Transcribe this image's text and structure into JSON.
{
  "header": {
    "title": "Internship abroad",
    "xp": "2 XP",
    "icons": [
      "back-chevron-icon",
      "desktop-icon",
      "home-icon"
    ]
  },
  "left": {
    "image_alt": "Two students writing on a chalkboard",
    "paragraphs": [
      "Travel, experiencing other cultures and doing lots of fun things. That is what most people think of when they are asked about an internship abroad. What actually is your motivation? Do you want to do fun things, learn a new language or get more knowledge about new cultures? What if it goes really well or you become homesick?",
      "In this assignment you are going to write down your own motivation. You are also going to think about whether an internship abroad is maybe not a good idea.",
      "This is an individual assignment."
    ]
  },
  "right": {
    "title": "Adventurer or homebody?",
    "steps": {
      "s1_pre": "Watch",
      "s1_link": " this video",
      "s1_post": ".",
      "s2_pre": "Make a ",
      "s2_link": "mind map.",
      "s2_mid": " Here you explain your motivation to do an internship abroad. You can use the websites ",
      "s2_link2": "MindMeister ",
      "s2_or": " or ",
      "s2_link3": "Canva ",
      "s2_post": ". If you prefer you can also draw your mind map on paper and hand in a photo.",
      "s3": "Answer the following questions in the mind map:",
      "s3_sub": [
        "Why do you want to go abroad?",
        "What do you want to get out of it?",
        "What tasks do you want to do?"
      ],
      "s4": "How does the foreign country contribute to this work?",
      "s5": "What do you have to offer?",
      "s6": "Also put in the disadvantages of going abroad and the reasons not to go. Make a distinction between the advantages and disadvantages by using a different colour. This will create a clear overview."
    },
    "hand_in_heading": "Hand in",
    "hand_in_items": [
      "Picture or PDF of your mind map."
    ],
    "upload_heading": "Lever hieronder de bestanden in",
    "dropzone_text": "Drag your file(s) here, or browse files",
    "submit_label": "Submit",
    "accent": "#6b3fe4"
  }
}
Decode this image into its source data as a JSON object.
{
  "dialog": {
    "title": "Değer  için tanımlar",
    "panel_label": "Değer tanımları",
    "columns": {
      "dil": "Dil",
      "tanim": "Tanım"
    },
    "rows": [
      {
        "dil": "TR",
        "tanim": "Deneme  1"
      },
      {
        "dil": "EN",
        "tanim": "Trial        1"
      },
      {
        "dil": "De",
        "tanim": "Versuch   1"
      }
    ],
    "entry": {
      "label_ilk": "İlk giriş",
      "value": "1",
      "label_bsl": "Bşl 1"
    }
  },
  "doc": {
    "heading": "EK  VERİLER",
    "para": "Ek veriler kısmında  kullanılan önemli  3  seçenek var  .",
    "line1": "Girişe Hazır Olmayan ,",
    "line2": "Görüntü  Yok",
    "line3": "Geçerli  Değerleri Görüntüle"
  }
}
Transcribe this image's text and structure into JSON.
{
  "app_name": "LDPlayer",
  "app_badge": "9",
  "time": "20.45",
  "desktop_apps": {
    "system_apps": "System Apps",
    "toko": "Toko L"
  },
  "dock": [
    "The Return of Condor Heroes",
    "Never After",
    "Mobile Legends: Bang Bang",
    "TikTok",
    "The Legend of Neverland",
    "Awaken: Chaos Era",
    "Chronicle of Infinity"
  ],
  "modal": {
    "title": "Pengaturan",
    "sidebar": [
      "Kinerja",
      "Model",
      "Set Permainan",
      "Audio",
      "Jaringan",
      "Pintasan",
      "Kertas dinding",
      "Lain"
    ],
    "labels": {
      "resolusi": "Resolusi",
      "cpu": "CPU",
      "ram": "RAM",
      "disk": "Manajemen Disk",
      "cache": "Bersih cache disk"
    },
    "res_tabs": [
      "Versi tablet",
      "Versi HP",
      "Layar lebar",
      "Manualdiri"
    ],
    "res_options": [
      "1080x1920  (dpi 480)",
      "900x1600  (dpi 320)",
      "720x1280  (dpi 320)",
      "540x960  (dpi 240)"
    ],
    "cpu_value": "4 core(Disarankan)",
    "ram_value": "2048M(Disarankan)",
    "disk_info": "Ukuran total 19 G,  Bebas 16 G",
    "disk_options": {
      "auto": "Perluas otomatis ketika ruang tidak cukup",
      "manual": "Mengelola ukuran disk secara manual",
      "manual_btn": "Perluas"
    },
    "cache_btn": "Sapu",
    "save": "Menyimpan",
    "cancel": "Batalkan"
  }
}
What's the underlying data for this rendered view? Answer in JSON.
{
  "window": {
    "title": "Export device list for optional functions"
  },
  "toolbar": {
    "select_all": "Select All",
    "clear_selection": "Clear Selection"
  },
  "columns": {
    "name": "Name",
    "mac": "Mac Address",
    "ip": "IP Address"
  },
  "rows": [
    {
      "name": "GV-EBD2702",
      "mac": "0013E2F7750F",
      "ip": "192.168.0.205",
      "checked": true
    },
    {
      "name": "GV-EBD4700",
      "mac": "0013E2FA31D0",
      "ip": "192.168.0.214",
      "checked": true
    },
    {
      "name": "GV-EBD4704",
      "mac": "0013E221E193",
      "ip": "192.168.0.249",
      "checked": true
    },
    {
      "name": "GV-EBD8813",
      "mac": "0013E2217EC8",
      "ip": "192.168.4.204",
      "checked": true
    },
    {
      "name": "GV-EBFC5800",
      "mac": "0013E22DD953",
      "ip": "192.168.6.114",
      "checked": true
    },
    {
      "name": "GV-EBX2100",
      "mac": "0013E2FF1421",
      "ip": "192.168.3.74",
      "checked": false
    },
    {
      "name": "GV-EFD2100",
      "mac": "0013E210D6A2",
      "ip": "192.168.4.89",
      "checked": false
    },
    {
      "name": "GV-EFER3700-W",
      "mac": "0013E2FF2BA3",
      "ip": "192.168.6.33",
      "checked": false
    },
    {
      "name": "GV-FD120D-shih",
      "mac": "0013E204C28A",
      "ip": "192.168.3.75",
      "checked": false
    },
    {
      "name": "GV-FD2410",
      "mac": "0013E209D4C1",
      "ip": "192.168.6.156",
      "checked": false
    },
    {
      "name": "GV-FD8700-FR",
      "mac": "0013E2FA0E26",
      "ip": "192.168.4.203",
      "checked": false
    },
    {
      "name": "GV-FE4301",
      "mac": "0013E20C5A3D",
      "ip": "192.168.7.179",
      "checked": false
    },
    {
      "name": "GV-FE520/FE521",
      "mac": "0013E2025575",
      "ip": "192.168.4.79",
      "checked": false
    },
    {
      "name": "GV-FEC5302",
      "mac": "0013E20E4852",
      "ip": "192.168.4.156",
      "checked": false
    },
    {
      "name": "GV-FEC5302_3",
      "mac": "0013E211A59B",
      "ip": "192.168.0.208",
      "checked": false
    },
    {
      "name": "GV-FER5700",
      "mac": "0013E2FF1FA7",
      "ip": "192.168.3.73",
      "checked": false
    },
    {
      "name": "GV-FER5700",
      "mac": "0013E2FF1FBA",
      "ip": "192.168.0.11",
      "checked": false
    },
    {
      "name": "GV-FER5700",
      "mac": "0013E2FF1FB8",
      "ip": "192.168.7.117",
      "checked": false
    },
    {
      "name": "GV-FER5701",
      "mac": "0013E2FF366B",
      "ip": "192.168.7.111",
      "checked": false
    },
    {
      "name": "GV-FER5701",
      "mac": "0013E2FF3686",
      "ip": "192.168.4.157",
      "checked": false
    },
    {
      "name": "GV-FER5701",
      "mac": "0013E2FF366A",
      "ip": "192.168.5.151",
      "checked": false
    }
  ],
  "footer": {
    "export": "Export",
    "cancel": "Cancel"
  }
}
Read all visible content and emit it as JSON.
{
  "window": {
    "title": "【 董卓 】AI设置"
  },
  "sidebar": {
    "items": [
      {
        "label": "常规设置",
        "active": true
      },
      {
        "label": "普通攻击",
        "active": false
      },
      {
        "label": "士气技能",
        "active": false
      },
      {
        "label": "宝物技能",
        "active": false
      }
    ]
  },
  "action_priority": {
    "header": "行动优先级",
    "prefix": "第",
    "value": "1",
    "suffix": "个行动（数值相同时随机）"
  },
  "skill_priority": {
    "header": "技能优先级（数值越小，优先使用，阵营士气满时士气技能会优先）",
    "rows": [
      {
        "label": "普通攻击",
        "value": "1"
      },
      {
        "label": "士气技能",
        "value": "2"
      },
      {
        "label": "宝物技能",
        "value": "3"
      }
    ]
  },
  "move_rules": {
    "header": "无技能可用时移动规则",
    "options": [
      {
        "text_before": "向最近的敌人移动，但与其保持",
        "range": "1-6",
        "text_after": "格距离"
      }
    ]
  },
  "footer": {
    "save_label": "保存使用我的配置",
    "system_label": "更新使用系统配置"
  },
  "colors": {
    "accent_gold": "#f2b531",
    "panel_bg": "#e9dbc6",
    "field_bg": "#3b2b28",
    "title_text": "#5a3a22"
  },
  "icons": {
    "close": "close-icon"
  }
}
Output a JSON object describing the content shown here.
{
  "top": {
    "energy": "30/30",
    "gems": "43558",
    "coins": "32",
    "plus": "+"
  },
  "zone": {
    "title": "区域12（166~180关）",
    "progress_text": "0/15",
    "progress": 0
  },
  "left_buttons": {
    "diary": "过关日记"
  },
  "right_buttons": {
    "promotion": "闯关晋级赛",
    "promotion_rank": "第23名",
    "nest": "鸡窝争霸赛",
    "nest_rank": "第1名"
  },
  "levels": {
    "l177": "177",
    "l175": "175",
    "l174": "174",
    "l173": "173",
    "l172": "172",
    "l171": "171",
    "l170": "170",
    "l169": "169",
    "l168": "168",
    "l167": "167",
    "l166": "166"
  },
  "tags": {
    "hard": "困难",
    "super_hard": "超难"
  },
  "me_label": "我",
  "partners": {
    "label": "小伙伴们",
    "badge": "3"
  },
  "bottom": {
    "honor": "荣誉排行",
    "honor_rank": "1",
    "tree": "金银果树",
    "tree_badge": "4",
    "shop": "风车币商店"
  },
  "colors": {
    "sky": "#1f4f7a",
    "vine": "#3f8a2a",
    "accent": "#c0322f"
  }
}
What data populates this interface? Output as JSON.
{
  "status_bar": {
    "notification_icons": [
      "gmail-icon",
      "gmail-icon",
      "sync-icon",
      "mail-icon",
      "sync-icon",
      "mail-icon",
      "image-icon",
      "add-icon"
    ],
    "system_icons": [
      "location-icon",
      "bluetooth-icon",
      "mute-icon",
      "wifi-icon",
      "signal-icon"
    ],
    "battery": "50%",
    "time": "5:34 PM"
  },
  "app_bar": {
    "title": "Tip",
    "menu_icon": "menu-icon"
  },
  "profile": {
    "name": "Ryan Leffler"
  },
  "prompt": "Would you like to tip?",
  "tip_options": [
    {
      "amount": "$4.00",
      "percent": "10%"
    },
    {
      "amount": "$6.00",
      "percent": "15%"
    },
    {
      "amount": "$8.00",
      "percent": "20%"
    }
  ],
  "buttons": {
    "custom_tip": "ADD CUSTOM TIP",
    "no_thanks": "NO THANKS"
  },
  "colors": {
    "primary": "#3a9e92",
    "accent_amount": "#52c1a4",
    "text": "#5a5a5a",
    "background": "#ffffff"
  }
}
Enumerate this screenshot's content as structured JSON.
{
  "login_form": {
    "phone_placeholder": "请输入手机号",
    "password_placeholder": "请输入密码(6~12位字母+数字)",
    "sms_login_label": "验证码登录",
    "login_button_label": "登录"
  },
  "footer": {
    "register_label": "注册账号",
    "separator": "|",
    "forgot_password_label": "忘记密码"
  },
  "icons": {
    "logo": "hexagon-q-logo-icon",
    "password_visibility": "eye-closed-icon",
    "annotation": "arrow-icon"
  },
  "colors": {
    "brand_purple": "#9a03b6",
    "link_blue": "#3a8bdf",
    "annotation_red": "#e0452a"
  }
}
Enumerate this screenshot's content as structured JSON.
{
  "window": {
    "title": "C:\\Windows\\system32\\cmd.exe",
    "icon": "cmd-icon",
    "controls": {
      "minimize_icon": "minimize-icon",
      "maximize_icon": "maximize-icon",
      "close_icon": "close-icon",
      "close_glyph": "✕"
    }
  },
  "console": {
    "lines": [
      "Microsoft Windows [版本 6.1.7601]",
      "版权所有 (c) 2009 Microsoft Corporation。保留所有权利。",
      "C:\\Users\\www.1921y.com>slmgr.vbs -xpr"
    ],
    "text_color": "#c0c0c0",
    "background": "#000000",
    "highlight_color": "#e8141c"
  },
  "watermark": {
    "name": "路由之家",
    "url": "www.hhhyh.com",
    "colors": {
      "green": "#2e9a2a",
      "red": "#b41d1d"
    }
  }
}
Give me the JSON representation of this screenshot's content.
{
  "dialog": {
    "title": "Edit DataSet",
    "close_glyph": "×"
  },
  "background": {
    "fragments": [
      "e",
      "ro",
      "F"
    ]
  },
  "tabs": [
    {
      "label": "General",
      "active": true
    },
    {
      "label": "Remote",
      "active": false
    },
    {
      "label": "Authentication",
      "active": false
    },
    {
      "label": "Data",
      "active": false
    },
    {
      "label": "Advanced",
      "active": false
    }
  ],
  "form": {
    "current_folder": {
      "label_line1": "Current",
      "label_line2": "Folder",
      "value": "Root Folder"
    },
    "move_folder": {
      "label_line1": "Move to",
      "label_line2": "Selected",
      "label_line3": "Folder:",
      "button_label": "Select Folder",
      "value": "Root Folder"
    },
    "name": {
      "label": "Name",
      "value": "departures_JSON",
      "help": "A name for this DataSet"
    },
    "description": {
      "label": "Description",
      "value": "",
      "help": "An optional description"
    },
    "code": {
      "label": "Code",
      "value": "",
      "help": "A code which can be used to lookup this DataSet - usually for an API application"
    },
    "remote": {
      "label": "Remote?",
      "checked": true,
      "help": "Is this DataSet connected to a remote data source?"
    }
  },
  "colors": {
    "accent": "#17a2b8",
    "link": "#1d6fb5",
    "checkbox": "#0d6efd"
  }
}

**What to work on**
Pick out the lines above that hold the string "want" and show them.

**The response**
      "Travel, experiencing other cultures and doing lots of fun things. That is what most people think of when they are asked about an internship abroad. What actually is your motivation? Do you want to do fun things, learn a new language or get more knowledge about new cultures? What if it goes really well or you become homesick?",
        "Why do you want to go abroad?",
        "What do you want to get out of it?",
        "What tasks do you want to do?"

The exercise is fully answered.